▶ Description of the task
What follows is a listing. Return every line of it exactly.
——————————
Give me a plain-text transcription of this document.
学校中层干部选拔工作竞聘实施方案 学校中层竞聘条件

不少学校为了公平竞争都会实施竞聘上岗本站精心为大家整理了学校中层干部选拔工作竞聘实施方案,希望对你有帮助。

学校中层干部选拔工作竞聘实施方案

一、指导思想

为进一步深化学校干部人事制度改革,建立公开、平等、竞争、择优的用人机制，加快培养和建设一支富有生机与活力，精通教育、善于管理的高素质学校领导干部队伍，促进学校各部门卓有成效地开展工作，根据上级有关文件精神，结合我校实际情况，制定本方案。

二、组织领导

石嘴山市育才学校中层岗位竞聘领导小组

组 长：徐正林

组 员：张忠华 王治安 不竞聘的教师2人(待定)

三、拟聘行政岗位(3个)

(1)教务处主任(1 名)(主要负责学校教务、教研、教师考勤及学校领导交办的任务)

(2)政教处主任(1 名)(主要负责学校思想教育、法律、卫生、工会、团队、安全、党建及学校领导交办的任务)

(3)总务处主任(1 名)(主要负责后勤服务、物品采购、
——————————
▶ Answer to this task
Give me a plain-text transcription of this document.
学校中层干部选拔工作竞聘实施方案 学校中层竞聘条件

不少学校为了公平竞争都会实施竞聘上岗本站精心为大家整理了学校中层干部选拔工作竞聘实施方案,希望对你有帮助。

学校中层干部选拔工作竞聘实施方案

一、指导思想

为进一步深化学校干部人事制度改革,建立公开、平等、竞争、择优的用人机制，加快培养和建设一支富有生机与活力，精通教育、善于管理的高素质学校领导干部队伍，促进学校各部门卓有成效地开展工作，根据上级有关文件精神，结合我校实际情况，制定本方案。

二、组织领导

石嘴山市育才学校中层岗位竞聘领导小组

组 长：徐正林

组 员：张忠华 王治安 不竞聘的教师2人(待定)

三、拟聘行政岗位(3个)

(1)教务处主任(1 名)(主要负责学校教务、教研、教师考勤及学校领导交办的任务)

(2)政教处主任(1 名)(主要负责学校思想教育、法律、卫生、工会、团队、安全、党建及学校领导交办的任务)

(3)总务处主任(1 名)(主要负责后勤服务、物品采购、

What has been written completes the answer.